[AIM] Without including any pictures, write out all the entries exactly.

[PROVIDED RECORDS]
##############################
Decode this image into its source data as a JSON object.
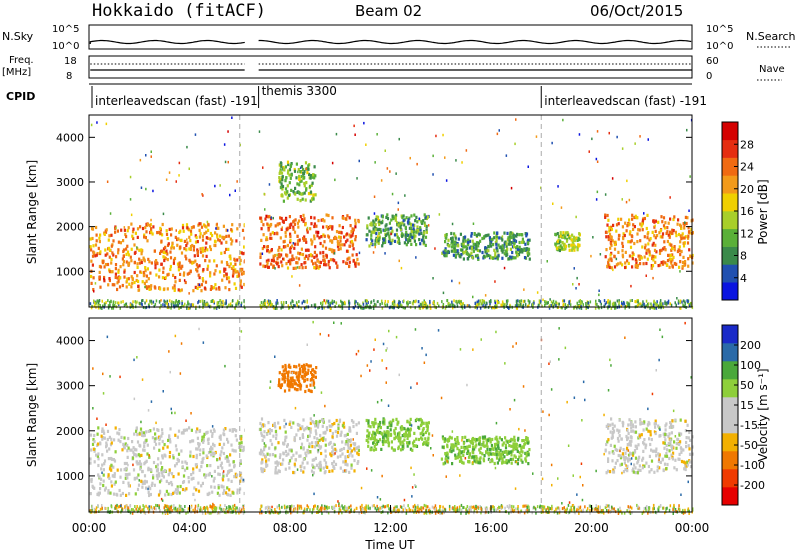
{
  "header": {
    "title": "Hokkaido (fitACF)",
    "beam": "Beam 02",
    "date": "06/Oct/2015"
  },
  "side_labels": {
    "nsky": "N.Sky",
    "nsearch": "N.Search",
    "freq": "Freq.",
    "mhz": "[MHz]",
    "nave": "Nave",
    "cpid": "CPID"
  },
  "mini_axes": {
    "nsky_ticks": [
      "10^5",
      "10^0"
    ],
    "nsearch_ticks": [
      "10^5",
      "10^0"
    ],
    "freq_ticks": [
      "18",
      "8"
    ],
    "nave_ticks": [
      "60",
      "0"
    ]
  },
  "cpid": {
    "segments": [
      {
        "label": "interleavedscan (fast) -191",
        "start_h": 0.0,
        "end_h": 6.0
      },
      {
        "label": "themis 3300",
        "start_h": 6.75,
        "end_h": 18.0
      },
      {
        "label": "interleavedscan (fast) -191",
        "start_h": 18.0,
        "end_h": 24.0
      }
    ]
  },
  "chart_data": [
    {
      "type": "heatmap",
      "quantity": "Power",
      "ylabel": "Slant Range [km]",
      "xlabel": "Time UT",
      "xlim_hours": [
        0,
        24
      ],
      "ylim_km": [
        200,
        4500
      ],
      "x_ticks": [
        "00:00",
        "04:00",
        "08:00",
        "12:00",
        "16:00",
        "20:00",
        "00:00"
      ],
      "y_ticks": [
        1000,
        2000,
        3000,
        4000
      ],
      "colorbar_label": "Power [dB]",
      "colorbar_ticks": [
        "28",
        "24",
        "20",
        "16",
        "12",
        "8",
        "4"
      ],
      "colorbar_colors": [
        "#0a14e0",
        "#2050b0",
        "#3a8a4a",
        "#5ab038",
        "#a8cf2a",
        "#f0d000",
        "#f39a1a",
        "#f06a12",
        "#e52d10",
        "#d40000"
      ],
      "data_gap_hours": [
        6.2,
        6.75
      ],
      "regions": [
        {
          "t_start": 0.0,
          "t_end": 6.2,
          "r_min": 600,
          "r_max": 2100,
          "level": 22
        },
        {
          "t_start": 6.75,
          "t_end": 10.7,
          "r_min": 1100,
          "r_max": 2300,
          "level": 24
        },
        {
          "t_start": 7.5,
          "t_end": 9.0,
          "r_min": 2600,
          "r_max": 3500,
          "level": 12
        },
        {
          "t_start": 11.0,
          "t_end": 13.5,
          "r_min": 1600,
          "r_max": 2300,
          "level": 10
        },
        {
          "t_start": 14.0,
          "t_end": 17.5,
          "r_min": 1300,
          "r_max": 1900,
          "level": 9
        },
        {
          "t_start": 18.5,
          "t_end": 19.5,
          "r_min": 1500,
          "r_max": 1900,
          "level": 14
        },
        {
          "t_start": 20.5,
          "t_end": 24.0,
          "r_min": 1100,
          "r_max": 2300,
          "level": 22
        }
      ]
    },
    {
      "type": "heatmap",
      "quantity": "Velocity",
      "ylabel": "Slant Range [km]",
      "xlabel": "Time UT",
      "xlim_hours": [
        0,
        24
      ],
      "ylim_km": [
        200,
        4500
      ],
      "x_ticks": [
        "00:00",
        "04:00",
        "08:00",
        "12:00",
        "16:00",
        "20:00",
        "00:00"
      ],
      "y_ticks": [
        1000,
        2000,
        3000,
        4000
      ],
      "colorbar_label": "Velocity [m s⁻¹]",
      "colorbar_ticks": [
        "200",
        "100",
        "50",
        "15",
        "-15",
        "-50",
        "-100",
        "-200"
      ],
      "colorbar_colors": [
        "#e60000",
        "#f03a00",
        "#f07800",
        "#f3b000",
        "#c8c8c8",
        "#c8c8c8",
        "#8ecf3a",
        "#4aa83a",
        "#2a6aa8",
        "#1a2ac8"
      ],
      "data_gap_hours": [
        6.2,
        6.75
      ],
      "regions": [
        {
          "t_start": 0.0,
          "t_end": 6.2,
          "r_min": 600,
          "r_max": 2100,
          "level": 0
        },
        {
          "t_start": 6.75,
          "t_end": 10.7,
          "r_min": 1100,
          "r_max": 2300,
          "level": 0
        },
        {
          "t_start": 7.5,
          "t_end": 9.0,
          "r_min": 2900,
          "r_max": 3500,
          "level": -80
        },
        {
          "t_start": 11.0,
          "t_end": 13.5,
          "r_min": 1600,
          "r_max": 2300,
          "level": 40
        },
        {
          "t_start": 14.0,
          "t_end": 17.5,
          "r_min": 1300,
          "r_max": 1900,
          "level": 40
        },
        {
          "t_start": 20.5,
          "t_end": 24.0,
          "r_min": 1100,
          "r_max": 2300,
          "level": 0
        }
      ]
    }
  ]
}
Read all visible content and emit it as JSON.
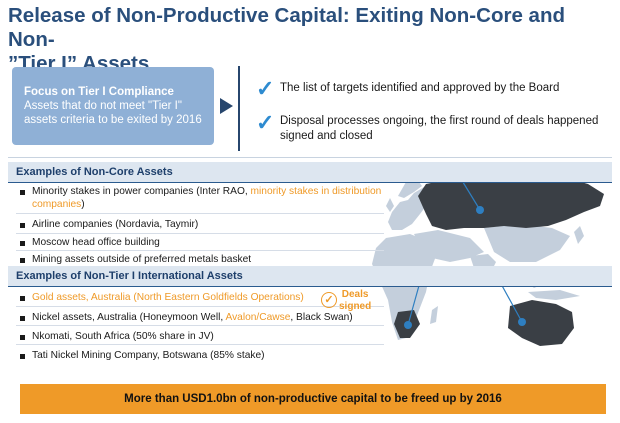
{
  "title_line1": "Release of Non-Productive Capital: Exiting Non-Core and Non-",
  "title_line2": "”Tier I” Assets",
  "focus": {
    "heading": "Focus on Tier I Compliance",
    "body_line1": "Assets that do not meet \"Tier I\"",
    "body_line2": "assets criteria to be exited by 2016"
  },
  "checks": [
    {
      "line1": "The list of targets identified and approved by the Board",
      "line2": ""
    },
    {
      "line1": "Disposal processes ongoing, the first round of deals happened",
      "line2": "signed and closed"
    }
  ],
  "non_core": {
    "heading": "Examples of Non-Core Assets",
    "items": [
      {
        "text": "Minority stakes in power companies (Inter RAO, ",
        "highlight": "minority stakes in distribution",
        "line2_highlight": "companies",
        "line2_text": ")"
      },
      {
        "text": "Airline companies (Nordavia, Taymir)"
      },
      {
        "text": "Moscow head office building"
      },
      {
        "text": "Mining assets outside of preferred metals basket"
      }
    ]
  },
  "non_tier": {
    "heading": "Examples of Non-Tier I International Assets",
    "items": [
      {
        "highlight": "Gold assets, Australia (North Eastern Goldfields Operations)"
      },
      {
        "text": "Nickel assets, Australia (Honeymoon Well, ",
        "highlight": "Avalon/Cawse",
        "text2": ", Black Swan)"
      },
      {
        "text": "Nkomati, South Africa (50% share in JV)"
      },
      {
        "text": "Tati Nickel Mining Company, Botswana (85% stake)"
      }
    ]
  },
  "deals": {
    "line1": "Deals",
    "line2": "signed",
    "icon": "check-circle-icon"
  },
  "banner": "More than USD1.0bn of non-productive capital to be freed up by 2016",
  "colors": {
    "navy": "#2a4f7c",
    "orange": "#ef9a28",
    "light_blue": "#8fb0d6",
    "russia": "#3a3f45"
  }
}
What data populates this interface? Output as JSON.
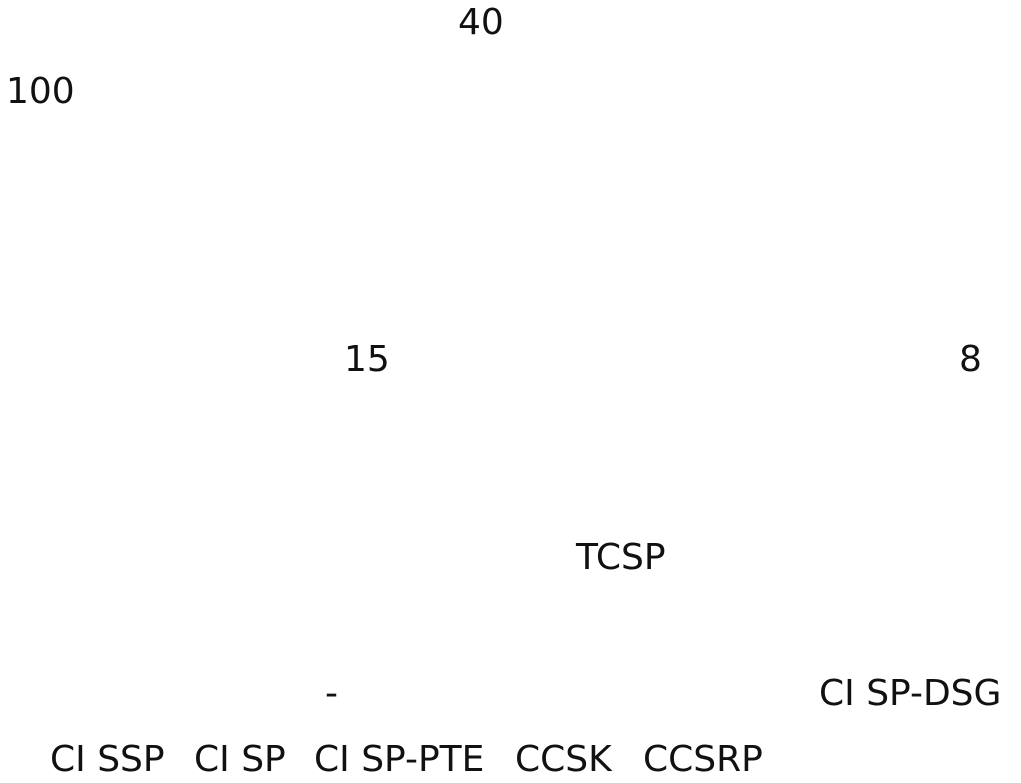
{
  "document": {
    "fragments": {
      "num_40": "40",
      "num_100": "100",
      "num_15": "15",
      "num_8": "8",
      "tcsp": "TCSP",
      "dash": "-",
      "cisp_dsg": "CI SP-DSG",
      "cissp": "CI SSP",
      "cisp": "CI SP",
      "cisp_pte": "CI SP-PTE",
      "ccsk": "CCSK",
      "ccsrp": "CCSRP"
    }
  }
}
##############################
[PROBLEM SOLUTION]
Decode this image into its source data as a JSON object.
{
  "header": {
    "title": "Hokkaido (fitACF)",
    "beam": "Beam 02",
    "date": "06/Oct/2015"
  },
  "side_labels": {
    "nsky": "N.Sky",
    "nsearch": "N.Search",
    "freq": "Freq.",
    "mhz": "[MHz]",
    "nave": "Nave",
    "cpid": "CPID"
  },
  "mini_axes": {
    "nsky_ticks": [
      "10^5",
      "10^0"
    ],
    "nsearch_ticks": [
      "10^5",
      "10^0"
    ],
    "freq_ticks": [
      "18",
      "8"
    ],
    "nave_ticks": [
      "60",
      "0"
    ]
  },
  "cpid": {
    "segments": [
      {
        "label": "interleavedscan (fast) -191",
        "start_h": 0.0,
        "end_h": 6.0
      },
      {
        "label": "themis 3300",
        "start_h": 6.75,
        "end_h": 18.0
      },
      {
        "label": "interleavedscan (fast) -191",
        "start_h": 18.0,
        "end_h": 24.0
      }
    ]
  },
  "chart_data": [
    {
      "type": "heatmap",
      "quantity": "Power",
      "ylabel": "Slant Range [km]",
      "xlabel": "Time UT",
      "xlim_hours": [
        0,
        24
      ],
      "ylim_km": [
        200,
        4500
      ],
      "x_ticks": [
        "00:00",
        "04:00",
        "08:00",
        "12:00",
        "16:00",
        "20:00",
        "00:00"
      ],
      "y_ticks": [
        1000,
        2000,
        3000,
        4000
      ],
      "colorbar_label": "Power [dB]",
      "colorbar_ticks": [
        "28",
        "24",
        "20",
        "16",
        "12",
        "8",
        "4"
      ],
      "colorbar_colors": [
        "#0a14e0",
        "#2050b0",
        "#3a8a4a",
        "#5ab038",
        "#a8cf2a",
        "#f0d000",
        "#f39a1a",
        "#f06a12",
        "#e52d10",
        "#d40000"
      ],
      "data_gap_hours": [
        6.2,
        6.75
      ],
      "regions": [
        {
          "t_start": 0.0,
          "t_end": 6.2,
          "r_min": 600,
          "r_max": 2100,
          "level": 22
        },
        {
          "t_start": 6.75,
          "t_end": 10.7,
          "r_min": 1100,
          "r_max": 2300,
          "level": 24
        },
        {
          "t_start": 7.5,
          "t_end": 9.0,
          "r_min": 2600,
          "r_max": 3500,
          "level": 12
        },
        {
          "t_start": 11.0,
          "t_end": 13.5,
          "r_min": 1600,
          "r_max": 2300,
          "level": 10
        },
        {
          "t_start": 14.0,
          "t_end": 17.5,
          "r_min": 1300,
          "r_max": 1900,
          "level": 9
        },
        {
          "t_start": 18.5,
          "t_end": 19.5,
          "r_min": 1500,
          "r_max": 1900,
          "level": 14
        },
        {
          "t_start": 20.5,
          "t_end": 24.0,
          "r_min": 1100,
          "r_max": 2300,
          "level": 22
        }
      ]
    },
    {
      "type": "heatmap",
      "quantity": "Velocity",
      "ylabel": "Slant Range [km]",
      "xlabel": "Time UT",
      "xlim_hours": [
        0,
        24
      ],
      "ylim_km": [
        200,
        4500
      ],
      "x_ticks": [
        "00:00",
        "04:00",
        "08:00",
        "12:00",
        "16:00",
        "20:00",
        "00:00"
      ],
      "y_ticks": [
        1000,
        2000,
        3000,
        4000
      ],
      "colorbar_label": "Velocity [m s⁻¹]",
      "colorbar_ticks": [
        "200",
        "100",
        "50",
        "15",
        "-15",
        "-50",
        "-100",
        "-200"
      ],
      "colorbar_colors": [
        "#e60000",
        "#f03a00",
        "#f07800",
        "#f3b000",
        "#c8c8c8",
        "#c8c8c8",
        "#8ecf3a",
        "#4aa83a",
        "#2a6aa8",
        "#1a2ac8"
      ],
      "data_gap_hours": [
        6.2,
        6.75
      ],
      "regions": [
        {
          "t_start": 0.0,
          "t_end": 6.2,
          "r_min": 600,
          "r_max": 2100,
          "level": 0
        },
        {
          "t_start": 6.75,
          "t_end": 10.7,
          "r_min": 1100,
          "r_max": 2300,
          "level": 0
        },
        {
          "t_start": 7.5,
          "t_end": 9.0,
          "r_min": 2900,
          "r_max": 3500,
          "level": -80
        },
        {
          "t_start": 11.0,
          "t_end": 13.5,
          "r_min": 1600,
          "r_max": 2300,
          "level": 40
        },
        {
          "t_start": 14.0,
          "t_end": 17.5,
          "r_min": 1300,
          "r_max": 1900,
          "level": 40
        },
        {
          "t_start": 20.5,
          "t_end": 24.0,
          "r_min": 1100,
          "r_max": 2300,
          "level": 0
        }
      ]
    }
  ]
}
Read all visible content and emit it as JSON.
{
  "title_line1": "Release of Non-Productive Capital: Exiting Non-Core and Non-",
  "title_line2": "”Tier I” Assets",
  "focus": {
    "heading": "Focus on Tier I Compliance",
    "body_line1": "Assets that do not meet \"Tier I\"",
    "body_line2": "assets criteria to be exited by 2016"
  },
  "checks": [
    {
      "line1": "The list of targets identified and approved by the Board",
      "line2": ""
    },
    {
      "line1": "Disposal processes ongoing, the first round of deals happened",
      "line2": "signed and closed"
    }
  ],
  "non_core": {
    "heading": "Examples of Non-Core Assets",
    "items": [
      {
        "text": "Minority stakes in power companies (Inter RAO, ",
        "highlight": "minority stakes in distribution",
        "line2_highlight": "companies",
        "line2_text": ")"
      },
      {
        "text": "Airline companies (Nordavia, Taymir)"
      },
      {
        "text": "Moscow head office building"
      },
      {
        "text": "Mining assets outside of preferred metals basket"
      }
    ]
  },
  "non_tier": {
    "heading": "Examples of Non-Tier I International Assets",
    "items": [
      {
        "highlight": "Gold assets, Australia (North Eastern Goldfields Operations)"
      },
      {
        "text": "Nickel assets, Australia (Honeymoon Well, ",
        "highlight": "Avalon/Cawse",
        "text2": ", Black Swan)"
      },
      {
        "text": "Nkomati, South Africa (50% share in JV)"
      },
      {
        "text": "Tati Nickel Mining Company, Botswana (85% stake)"
      }
    ]
  },
  "deals": {
    "line1": "Deals",
    "line2": "signed",
    "icon": "check-circle-icon"
  },
  "banner": "More than USD1.0bn of non-productive capital to be freed up by 2016",
  "colors": {
    "navy": "#2a4f7c",
    "orange": "#ef9a28",
    "light_blue": "#8fb0d6",
    "russia": "#3a3f45"
  }
}
What data populates this interface? Output as JSON.
{
  "document": {
    "fragments": {
      "num_40": "40",
      "num_100": "100",
      "num_15": "15",
      "num_8": "8",
      "tcsp": "TCSP",
      "dash": "-",
      "cisp_dsg": "CI SP-DSG",
      "cissp": "CI SSP",
      "cisp": "CI SP",
      "cisp_pte": "CI SP-PTE",
      "ccsk": "CCSK",
      "ccsrp": "CCSRP"
    }
  }
}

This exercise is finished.